● Objective: Write out the full set of records exactly. Any pictures in them do not belong in the copy.

>> begin Material to process

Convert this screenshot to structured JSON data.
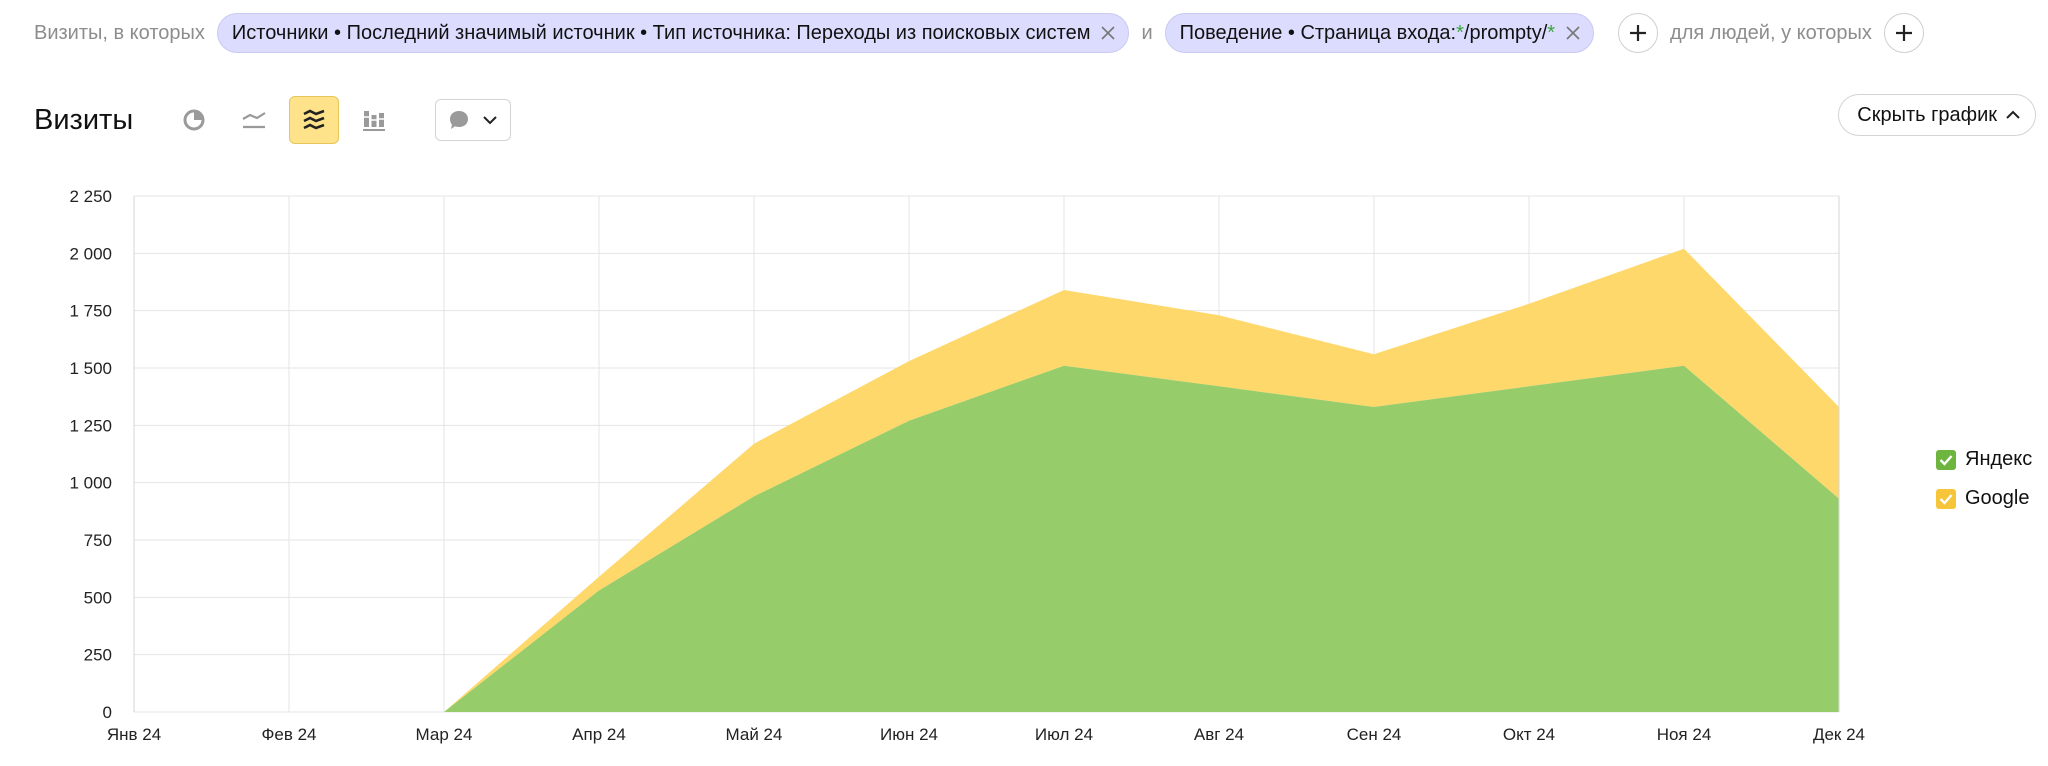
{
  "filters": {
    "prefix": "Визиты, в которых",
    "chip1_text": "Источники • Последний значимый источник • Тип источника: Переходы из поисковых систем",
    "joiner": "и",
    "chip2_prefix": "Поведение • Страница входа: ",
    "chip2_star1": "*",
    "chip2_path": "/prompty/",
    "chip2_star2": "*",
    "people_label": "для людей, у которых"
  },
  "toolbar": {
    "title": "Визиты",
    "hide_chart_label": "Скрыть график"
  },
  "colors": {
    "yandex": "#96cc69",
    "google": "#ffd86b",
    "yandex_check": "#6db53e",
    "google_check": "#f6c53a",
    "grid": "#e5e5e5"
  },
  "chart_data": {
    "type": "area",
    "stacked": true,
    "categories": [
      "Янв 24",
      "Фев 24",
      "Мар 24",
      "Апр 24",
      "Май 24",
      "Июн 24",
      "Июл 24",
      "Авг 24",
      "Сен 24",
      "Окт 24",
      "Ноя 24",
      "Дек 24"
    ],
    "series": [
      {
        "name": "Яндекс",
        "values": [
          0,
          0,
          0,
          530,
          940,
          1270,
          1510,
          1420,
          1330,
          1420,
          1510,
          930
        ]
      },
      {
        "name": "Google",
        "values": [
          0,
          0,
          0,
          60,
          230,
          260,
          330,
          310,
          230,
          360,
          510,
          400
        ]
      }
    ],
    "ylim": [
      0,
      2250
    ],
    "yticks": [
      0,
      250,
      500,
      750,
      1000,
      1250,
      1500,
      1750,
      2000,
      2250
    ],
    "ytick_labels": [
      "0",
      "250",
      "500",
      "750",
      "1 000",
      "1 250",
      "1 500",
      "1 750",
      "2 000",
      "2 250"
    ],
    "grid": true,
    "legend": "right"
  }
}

>> end Material to process

● Task response:
Convert this screenshot to structured JSON data.
{
  "filters": {
    "prefix": "Визиты, в которых",
    "chip1_text": "Источники • Последний значимый источник • Тип источника: Переходы из поисковых систем",
    "joiner": "и",
    "chip2_prefix": "Поведение • Страница входа: ",
    "chip2_star1": "*",
    "chip2_path": "/prompty/",
    "chip2_star2": "*",
    "people_label": "для людей, у которых"
  },
  "toolbar": {
    "title": "Визиты",
    "hide_chart_label": "Скрыть график"
  },
  "colors": {
    "yandex": "#96cc69",
    "google": "#ffd86b",
    "yandex_check": "#6db53e",
    "google_check": "#f6c53a",
    "grid": "#e5e5e5"
  },
  "chart_data": {
    "type": "area",
    "stacked": true,
    "categories": [
      "Янв 24",
      "Фев 24",
      "Мар 24",
      "Апр 24",
      "Май 24",
      "Июн 24",
      "Июл 24",
      "Авг 24",
      "Сен 24",
      "Окт 24",
      "Ноя 24",
      "Дек 24"
    ],
    "series": [
      {
        "name": "Яндекс",
        "values": [
          0,
          0,
          0,
          530,
          940,
          1270,
          1510,
          1420,
          1330,
          1420,
          1510,
          930
        ]
      },
      {
        "name": "Google",
        "values": [
          0,
          0,
          0,
          60,
          230,
          260,
          330,
          310,
          230,
          360,
          510,
          400
        ]
      }
    ],
    "ylim": [
      0,
      2250
    ],
    "yticks": [
      0,
      250,
      500,
      750,
      1000,
      1250,
      1500,
      1750,
      2000,
      2250
    ],
    "ytick_labels": [
      "0",
      "250",
      "500",
      "750",
      "1 000",
      "1 250",
      "1 500",
      "1 750",
      "2 000",
      "2 250"
    ],
    "grid": true,
    "legend": "right"
  }
}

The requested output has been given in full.